Data to use ->
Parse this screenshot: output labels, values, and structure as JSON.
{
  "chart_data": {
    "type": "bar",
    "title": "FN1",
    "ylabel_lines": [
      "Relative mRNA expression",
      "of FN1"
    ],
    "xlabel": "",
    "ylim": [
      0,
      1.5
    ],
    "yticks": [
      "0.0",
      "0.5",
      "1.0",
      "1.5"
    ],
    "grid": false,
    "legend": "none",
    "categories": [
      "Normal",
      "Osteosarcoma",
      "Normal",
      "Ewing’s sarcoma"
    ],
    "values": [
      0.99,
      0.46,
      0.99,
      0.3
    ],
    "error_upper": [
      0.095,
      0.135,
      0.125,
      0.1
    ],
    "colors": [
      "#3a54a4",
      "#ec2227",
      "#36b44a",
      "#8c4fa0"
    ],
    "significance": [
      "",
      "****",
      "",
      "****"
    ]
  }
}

What the task requires -> Print the material exactly as written, omitting nothing.

Exercise result ->
Parse this screenshot: output labels, values, and structure as JSON.
{
  "chart_data": {
    "type": "bar",
    "title": "FN1",
    "ylabel_lines": [
      "Relative mRNA expression",
      "of FN1"
    ],
    "xlabel": "",
    "ylim": [
      0,
      1.5
    ],
    "yticks": [
      "0.0",
      "0.5",
      "1.0",
      "1.5"
    ],
    "grid": false,
    "legend": "none",
    "categories": [
      "Normal",
      "Osteosarcoma",
      "Normal",
      "Ewing’s sarcoma"
    ],
    "values": [
      0.99,
      0.46,
      0.99,
      0.3
    ],
    "error_upper": [
      0.095,
      0.135,
      0.125,
      0.1
    ],
    "colors": [
      "#3a54a4",
      "#ec2227",
      "#36b44a",
      "#8c4fa0"
    ],
    "significance": [
      "",
      "****",
      "",
      "****"
    ]
  }
}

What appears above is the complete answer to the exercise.